**INSTRUCTIONS FOR THE TASK**. Each entry below is to be written out exactly, and the pictures are to be left out.

**PROVIDED DATA**.

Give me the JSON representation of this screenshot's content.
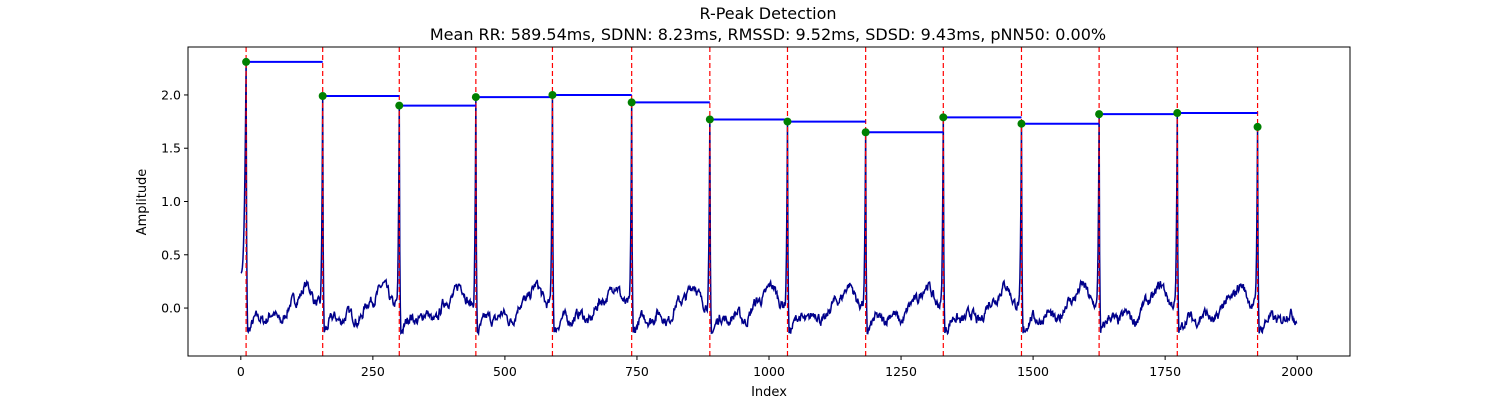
{
  "chart_data": {
    "type": "line",
    "title": "R-Peak Detection",
    "subtitle": "Mean RR: 589.54ms, SDNN: 8.23ms, RMSSD: 9.52ms, SDSD: 9.43ms, pNN50: 0.00%",
    "xlabel": "Index",
    "ylabel": "Amplitude",
    "xlim": [
      -100,
      2100
    ],
    "ylim": [
      -0.45,
      2.45
    ],
    "xticks": [
      0,
      250,
      500,
      750,
      1000,
      1250,
      1500,
      1750,
      2000
    ],
    "yticks": [
      0.0,
      0.5,
      1.0,
      1.5,
      2.0
    ],
    "xtick_labels": [
      "0",
      "250",
      "500",
      "750",
      "1000",
      "1250",
      "1500",
      "1750",
      "2000"
    ],
    "ytick_labels": [
      "0.0",
      "0.5",
      "1.0",
      "1.5",
      "2.0"
    ],
    "grid": false,
    "signal_color": "#00008b",
    "peak_color": "#008000",
    "peak_line_color": "#ff0000",
    "interval_color": "#0000ff",
    "signal_length": 2000,
    "peaks": {
      "x": [
        10,
        155,
        300,
        445,
        590,
        740,
        888,
        1035,
        1183,
        1330,
        1478,
        1625,
        1773,
        1925
      ],
      "y": [
        2.31,
        1.99,
        1.9,
        1.98,
        2.0,
        1.93,
        1.77,
        1.75,
        1.65,
        1.79,
        1.73,
        1.82,
        1.83,
        1.7
      ]
    }
  }
}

**SOLUTION BELOW**.
Give me the JSON representation of this screenshot's content.
{
  "chart_data": {
    "type": "line",
    "title": "R-Peak Detection",
    "subtitle": "Mean RR: 589.54ms, SDNN: 8.23ms, RMSSD: 9.52ms, SDSD: 9.43ms, pNN50: 0.00%",
    "xlabel": "Index",
    "ylabel": "Amplitude",
    "xlim": [
      -100,
      2100
    ],
    "ylim": [
      -0.45,
      2.45
    ],
    "xticks": [
      0,
      250,
      500,
      750,
      1000,
      1250,
      1500,
      1750,
      2000
    ],
    "yticks": [
      0.0,
      0.5,
      1.0,
      1.5,
      2.0
    ],
    "xtick_labels": [
      "0",
      "250",
      "500",
      "750",
      "1000",
      "1250",
      "1500",
      "1750",
      "2000"
    ],
    "ytick_labels": [
      "0.0",
      "0.5",
      "1.0",
      "1.5",
      "2.0"
    ],
    "grid": false,
    "signal_color": "#00008b",
    "peak_color": "#008000",
    "peak_line_color": "#ff0000",
    "interval_color": "#0000ff",
    "signal_length": 2000,
    "peaks": {
      "x": [
        10,
        155,
        300,
        445,
        590,
        740,
        888,
        1035,
        1183,
        1330,
        1478,
        1625,
        1773,
        1925
      ],
      "y": [
        2.31,
        1.99,
        1.9,
        1.98,
        2.0,
        1.93,
        1.77,
        1.75,
        1.65,
        1.79,
        1.73,
        1.82,
        1.83,
        1.7
      ]
    }
  }
}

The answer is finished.